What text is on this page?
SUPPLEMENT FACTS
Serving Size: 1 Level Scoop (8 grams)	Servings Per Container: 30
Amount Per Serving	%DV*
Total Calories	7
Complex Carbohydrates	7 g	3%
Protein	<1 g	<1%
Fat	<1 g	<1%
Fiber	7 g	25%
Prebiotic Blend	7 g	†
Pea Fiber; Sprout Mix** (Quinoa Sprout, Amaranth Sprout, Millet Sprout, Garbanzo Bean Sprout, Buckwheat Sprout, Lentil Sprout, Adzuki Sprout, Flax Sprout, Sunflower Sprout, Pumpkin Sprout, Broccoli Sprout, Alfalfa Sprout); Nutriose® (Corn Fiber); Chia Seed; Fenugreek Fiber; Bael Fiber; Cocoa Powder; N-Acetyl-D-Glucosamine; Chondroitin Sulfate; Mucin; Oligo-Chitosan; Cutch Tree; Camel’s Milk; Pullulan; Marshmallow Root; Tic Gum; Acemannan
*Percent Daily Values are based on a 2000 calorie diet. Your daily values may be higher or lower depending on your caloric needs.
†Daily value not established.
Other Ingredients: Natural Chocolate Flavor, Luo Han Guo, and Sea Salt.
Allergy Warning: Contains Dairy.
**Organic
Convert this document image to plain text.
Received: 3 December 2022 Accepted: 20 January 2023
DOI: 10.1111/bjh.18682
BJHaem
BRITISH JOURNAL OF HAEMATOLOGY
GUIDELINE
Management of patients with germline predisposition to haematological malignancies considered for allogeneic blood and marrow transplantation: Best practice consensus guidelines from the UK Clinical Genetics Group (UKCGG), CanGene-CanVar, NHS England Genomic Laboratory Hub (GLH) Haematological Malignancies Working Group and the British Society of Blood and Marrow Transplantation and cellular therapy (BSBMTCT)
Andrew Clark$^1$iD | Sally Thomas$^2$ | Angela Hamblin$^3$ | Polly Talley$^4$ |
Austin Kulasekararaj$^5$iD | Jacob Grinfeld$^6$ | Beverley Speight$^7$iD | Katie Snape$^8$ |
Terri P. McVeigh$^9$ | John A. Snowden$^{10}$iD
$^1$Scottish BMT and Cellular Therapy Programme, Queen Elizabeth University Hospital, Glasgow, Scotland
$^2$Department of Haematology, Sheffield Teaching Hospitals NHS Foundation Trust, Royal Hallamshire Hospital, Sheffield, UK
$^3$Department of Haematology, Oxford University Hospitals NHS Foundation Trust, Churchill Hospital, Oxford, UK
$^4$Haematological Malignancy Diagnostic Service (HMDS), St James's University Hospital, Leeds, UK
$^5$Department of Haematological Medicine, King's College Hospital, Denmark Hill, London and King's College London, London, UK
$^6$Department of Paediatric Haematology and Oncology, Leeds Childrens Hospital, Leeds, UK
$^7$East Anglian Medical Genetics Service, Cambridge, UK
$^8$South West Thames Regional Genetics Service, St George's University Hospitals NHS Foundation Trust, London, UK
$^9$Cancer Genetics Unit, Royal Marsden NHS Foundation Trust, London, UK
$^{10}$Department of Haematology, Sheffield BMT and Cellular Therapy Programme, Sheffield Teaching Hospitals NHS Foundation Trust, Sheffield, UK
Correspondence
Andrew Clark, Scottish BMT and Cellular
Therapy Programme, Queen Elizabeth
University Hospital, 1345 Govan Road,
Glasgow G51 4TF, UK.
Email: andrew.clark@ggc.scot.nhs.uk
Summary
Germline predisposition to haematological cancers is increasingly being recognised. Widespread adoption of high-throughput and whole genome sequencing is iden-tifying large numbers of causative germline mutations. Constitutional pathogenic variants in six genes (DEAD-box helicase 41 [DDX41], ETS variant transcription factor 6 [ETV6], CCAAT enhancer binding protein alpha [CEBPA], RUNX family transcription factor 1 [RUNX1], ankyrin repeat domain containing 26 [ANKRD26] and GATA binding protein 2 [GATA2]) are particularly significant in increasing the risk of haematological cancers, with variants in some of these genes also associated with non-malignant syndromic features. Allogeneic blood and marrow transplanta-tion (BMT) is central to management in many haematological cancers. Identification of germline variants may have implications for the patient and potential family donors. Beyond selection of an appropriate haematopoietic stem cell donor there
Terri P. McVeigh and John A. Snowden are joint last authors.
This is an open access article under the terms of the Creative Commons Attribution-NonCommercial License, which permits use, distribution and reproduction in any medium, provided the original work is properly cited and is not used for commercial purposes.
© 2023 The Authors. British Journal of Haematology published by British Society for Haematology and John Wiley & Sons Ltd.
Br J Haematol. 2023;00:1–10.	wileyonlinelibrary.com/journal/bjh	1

What to do -
The material must be duplicated in full, with each line kept exact.

Written reply -
What text is on this page?
SUPPLEMENT FACTS
Serving Size: 1 Level Scoop (8 grams)	Servings Per Container: 30
Amount Per Serving	%DV*
Total Calories	7
Complex Carbohydrates	7 g	3%
Protein	<1 g	<1%
Fat	<1 g	<1%
Fiber	7 g	25%
Prebiotic Blend	7 g	†
Pea Fiber; Sprout Mix** (Quinoa Sprout, Amaranth Sprout, Millet Sprout, Garbanzo Bean Sprout, Buckwheat Sprout, Lentil Sprout, Adzuki Sprout, Flax Sprout, Sunflower Sprout, Pumpkin Sprout, Broccoli Sprout, Alfalfa Sprout); Nutriose® (Corn Fiber); Chia Seed; Fenugreek Fiber; Bael Fiber; Cocoa Powder; N-Acetyl-D-Glucosamine; Chondroitin Sulfate; Mucin; Oligo-Chitosan; Cutch Tree; Camel’s Milk; Pullulan; Marshmallow Root; Tic Gum; Acemannan
*Percent Daily Values are based on a 2000 calorie diet. Your daily values may be higher or lower depending on your caloric needs.
†Daily value not established.
Other Ingredients: Natural Chocolate Flavor, Luo Han Guo, and Sea Salt.
Allergy Warning: Contains Dairy.
**Organic
Convert this document image to plain text.
Received: 3 December 2022 Accepted: 20 January 2023
DOI: 10.1111/bjh.18682
BJHaem
BRITISH JOURNAL OF HAEMATOLOGY
GUIDELINE
Management of patients with germline predisposition to haematological malignancies considered for allogeneic blood and marrow transplantation: Best practice consensus guidelines from the UK Clinical Genetics Group (UKCGG), CanGene-CanVar, NHS England Genomic Laboratory Hub (GLH) Haematological Malignancies Working Group and the British Society of Blood and Marrow Transplantation and cellular therapy (BSBMTCT)
Andrew Clark$^1$iD | Sally Thomas$^2$ | Angela Hamblin$^3$ | Polly Talley$^4$ |
Austin Kulasekararaj$^5$iD | Jacob Grinfeld$^6$ | Beverley Speight$^7$iD | Katie Snape$^8$ |
Terri P. McVeigh$^9$ | John A. Snowden$^{10}$iD
$^1$Scottish BMT and Cellular Therapy Programme, Queen Elizabeth University Hospital, Glasgow, Scotland
$^2$Department of Haematology, Sheffield Teaching Hospitals NHS Foundation Trust, Royal Hallamshire Hospital, Sheffield, UK
$^3$Department of Haematology, Oxford University Hospitals NHS Foundation Trust, Churchill Hospital, Oxford, UK
$^4$Haematological Malignancy Diagnostic Service (HMDS), St James's University Hospital, Leeds, UK
$^5$Department of Haematological Medicine, King's College Hospital, Denmark Hill, London and King's College London, London, UK
$^6$Department of Paediatric Haematology and Oncology, Leeds Childrens Hospital, Leeds, UK
$^7$East Anglian Medical Genetics Service, Cambridge, UK
$^8$South West Thames Regional Genetics Service, St George's University Hospitals NHS Foundation Trust, London, UK
$^9$Cancer Genetics Unit, Royal Marsden NHS Foundation Trust, London, UK
$^{10}$Department of Haematology, Sheffield BMT and Cellular Therapy Programme, Sheffield Teaching Hospitals NHS Foundation Trust, Sheffield, UK
Correspondence
Andrew Clark, Scottish BMT and Cellular
Therapy Programme, Queen Elizabeth
University Hospital, 1345 Govan Road,
Glasgow G51 4TF, UK.
Email: andrew.clark@ggc.scot.nhs.uk
Summary
Germline predisposition to haematological cancers is increasingly being recognised. Widespread adoption of high-throughput and whole genome sequencing is iden-tifying large numbers of causative germline mutations. Constitutional pathogenic variants in six genes (DEAD-box helicase 41 [DDX41], ETS variant transcription factor 6 [ETV6], CCAAT enhancer binding protein alpha [CEBPA], RUNX family transcription factor 1 [RUNX1], ankyrin repeat domain containing 26 [ANKRD26] and GATA binding protein 2 [GATA2]) are particularly significant in increasing the risk of haematological cancers, with variants in some of these genes also associated with non-malignant syndromic features. Allogeneic blood and marrow transplanta-tion (BMT) is central to management in many haematological cancers. Identification of germline variants may have implications for the patient and potential family donors. Beyond selection of an appropriate haematopoietic stem cell donor there
Terri P. McVeigh and John A. Snowden are joint last authors.
This is an open access article under the terms of the Creative Commons Attribution-NonCommercial License, which permits use, distribution and reproduction in any medium, provided the original work is properly cited and is not used for commercial purposes.
© 2023 The Authors. British Journal of Haematology published by British Society for Haematology and John Wiley & Sons Ltd.
Br J Haematol. 2023;00:1–10.	wileyonlinelibrary.com/journal/bjh	1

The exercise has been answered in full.